**Task to complete**: Check every line of the entries that follow, and copy the ones containing "post".

**Excerpted records**:

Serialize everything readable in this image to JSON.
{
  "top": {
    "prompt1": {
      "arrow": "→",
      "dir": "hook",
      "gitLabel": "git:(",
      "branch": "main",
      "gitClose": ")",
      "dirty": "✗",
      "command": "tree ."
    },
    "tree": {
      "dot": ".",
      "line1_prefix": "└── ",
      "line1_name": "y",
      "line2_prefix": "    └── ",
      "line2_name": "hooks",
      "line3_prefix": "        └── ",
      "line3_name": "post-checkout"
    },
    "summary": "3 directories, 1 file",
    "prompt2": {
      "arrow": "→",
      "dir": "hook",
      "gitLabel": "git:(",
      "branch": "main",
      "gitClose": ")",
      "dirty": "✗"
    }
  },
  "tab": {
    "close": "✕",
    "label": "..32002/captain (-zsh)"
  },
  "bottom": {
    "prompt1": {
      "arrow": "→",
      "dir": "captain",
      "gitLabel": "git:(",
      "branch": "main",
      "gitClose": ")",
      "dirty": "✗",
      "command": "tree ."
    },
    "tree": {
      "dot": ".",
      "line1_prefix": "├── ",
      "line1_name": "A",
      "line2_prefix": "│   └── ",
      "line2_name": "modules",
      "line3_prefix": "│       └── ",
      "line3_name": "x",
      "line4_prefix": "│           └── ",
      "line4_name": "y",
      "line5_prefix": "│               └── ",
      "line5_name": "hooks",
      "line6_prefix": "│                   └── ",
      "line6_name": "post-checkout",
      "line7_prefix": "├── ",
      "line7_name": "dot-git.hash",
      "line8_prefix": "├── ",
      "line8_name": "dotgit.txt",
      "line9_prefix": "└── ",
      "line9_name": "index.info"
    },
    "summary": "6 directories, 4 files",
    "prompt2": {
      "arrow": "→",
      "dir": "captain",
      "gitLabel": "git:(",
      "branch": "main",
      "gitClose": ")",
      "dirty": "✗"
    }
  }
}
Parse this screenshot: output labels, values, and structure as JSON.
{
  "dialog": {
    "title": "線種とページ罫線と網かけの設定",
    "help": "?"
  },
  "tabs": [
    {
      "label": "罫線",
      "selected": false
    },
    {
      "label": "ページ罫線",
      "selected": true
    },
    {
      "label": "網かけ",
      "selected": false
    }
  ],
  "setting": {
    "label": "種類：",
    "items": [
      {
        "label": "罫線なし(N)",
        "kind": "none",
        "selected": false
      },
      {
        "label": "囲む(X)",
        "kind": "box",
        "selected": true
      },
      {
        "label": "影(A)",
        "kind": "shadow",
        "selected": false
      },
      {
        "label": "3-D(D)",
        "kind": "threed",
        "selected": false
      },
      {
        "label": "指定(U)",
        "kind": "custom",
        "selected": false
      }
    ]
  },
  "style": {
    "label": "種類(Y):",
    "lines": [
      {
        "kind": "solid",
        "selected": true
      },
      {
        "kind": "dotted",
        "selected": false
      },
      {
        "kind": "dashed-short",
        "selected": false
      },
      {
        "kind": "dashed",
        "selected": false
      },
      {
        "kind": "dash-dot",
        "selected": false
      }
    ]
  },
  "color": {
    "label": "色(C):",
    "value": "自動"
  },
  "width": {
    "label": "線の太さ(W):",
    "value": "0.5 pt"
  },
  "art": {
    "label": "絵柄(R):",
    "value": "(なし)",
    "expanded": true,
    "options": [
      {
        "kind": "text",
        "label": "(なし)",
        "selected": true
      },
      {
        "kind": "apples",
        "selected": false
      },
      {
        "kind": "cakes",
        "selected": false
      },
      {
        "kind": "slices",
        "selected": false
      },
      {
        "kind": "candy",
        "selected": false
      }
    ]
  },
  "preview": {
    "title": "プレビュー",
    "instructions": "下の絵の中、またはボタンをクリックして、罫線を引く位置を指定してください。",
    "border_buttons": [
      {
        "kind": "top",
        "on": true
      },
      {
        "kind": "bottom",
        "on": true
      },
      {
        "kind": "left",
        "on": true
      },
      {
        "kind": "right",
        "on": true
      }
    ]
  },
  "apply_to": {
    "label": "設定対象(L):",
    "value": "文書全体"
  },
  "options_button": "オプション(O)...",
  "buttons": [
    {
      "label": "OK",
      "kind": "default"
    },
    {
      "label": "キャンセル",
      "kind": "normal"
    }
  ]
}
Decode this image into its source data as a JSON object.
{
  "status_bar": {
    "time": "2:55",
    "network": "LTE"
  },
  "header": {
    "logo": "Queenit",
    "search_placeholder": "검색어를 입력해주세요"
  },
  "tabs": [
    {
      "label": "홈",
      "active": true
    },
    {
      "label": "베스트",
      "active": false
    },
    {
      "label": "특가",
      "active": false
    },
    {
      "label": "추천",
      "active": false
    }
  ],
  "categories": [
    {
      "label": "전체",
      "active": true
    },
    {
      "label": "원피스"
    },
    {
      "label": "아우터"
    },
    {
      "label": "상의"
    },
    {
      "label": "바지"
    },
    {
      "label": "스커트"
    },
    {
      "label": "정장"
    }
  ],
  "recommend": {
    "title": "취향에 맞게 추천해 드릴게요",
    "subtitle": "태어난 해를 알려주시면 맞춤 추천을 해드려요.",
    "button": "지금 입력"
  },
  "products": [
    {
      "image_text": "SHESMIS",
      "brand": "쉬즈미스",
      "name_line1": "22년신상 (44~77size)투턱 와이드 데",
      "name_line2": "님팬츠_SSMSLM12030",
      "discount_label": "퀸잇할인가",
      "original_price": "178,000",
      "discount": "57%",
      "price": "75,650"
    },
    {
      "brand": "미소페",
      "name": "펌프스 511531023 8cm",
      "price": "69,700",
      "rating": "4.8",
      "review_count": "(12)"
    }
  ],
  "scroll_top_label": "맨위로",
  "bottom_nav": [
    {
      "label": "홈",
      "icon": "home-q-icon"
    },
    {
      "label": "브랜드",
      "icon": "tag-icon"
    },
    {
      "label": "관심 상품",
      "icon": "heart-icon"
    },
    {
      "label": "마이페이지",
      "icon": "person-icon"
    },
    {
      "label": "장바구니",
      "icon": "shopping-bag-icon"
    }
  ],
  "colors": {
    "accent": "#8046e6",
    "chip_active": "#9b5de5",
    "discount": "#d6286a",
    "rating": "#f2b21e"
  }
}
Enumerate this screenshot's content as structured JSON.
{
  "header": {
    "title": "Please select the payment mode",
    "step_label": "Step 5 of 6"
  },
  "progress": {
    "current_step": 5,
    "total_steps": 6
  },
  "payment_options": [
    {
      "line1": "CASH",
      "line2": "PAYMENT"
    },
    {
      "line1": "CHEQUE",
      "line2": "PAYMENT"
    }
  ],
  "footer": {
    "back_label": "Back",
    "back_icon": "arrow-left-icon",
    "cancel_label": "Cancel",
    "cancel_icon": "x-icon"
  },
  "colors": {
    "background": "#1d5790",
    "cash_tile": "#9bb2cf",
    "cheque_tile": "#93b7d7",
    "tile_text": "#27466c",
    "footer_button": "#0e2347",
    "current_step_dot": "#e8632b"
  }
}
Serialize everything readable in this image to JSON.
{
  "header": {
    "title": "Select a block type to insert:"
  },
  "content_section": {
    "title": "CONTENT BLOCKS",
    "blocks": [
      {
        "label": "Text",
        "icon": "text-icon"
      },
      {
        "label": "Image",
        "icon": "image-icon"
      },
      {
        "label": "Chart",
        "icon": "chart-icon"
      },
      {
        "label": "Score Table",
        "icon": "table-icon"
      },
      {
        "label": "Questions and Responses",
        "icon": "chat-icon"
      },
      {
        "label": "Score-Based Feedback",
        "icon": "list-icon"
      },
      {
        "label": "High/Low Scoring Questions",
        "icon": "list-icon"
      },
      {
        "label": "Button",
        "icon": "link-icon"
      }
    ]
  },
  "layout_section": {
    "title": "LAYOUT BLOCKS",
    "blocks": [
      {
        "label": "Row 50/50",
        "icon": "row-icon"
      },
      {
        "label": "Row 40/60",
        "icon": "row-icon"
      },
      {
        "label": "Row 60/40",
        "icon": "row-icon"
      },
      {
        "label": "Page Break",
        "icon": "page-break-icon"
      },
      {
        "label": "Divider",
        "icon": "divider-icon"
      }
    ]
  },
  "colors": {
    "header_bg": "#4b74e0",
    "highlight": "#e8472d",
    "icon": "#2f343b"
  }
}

**Finished answer**:
      "line3_name": "post-checkout"
      "line6_name": "post-checkout",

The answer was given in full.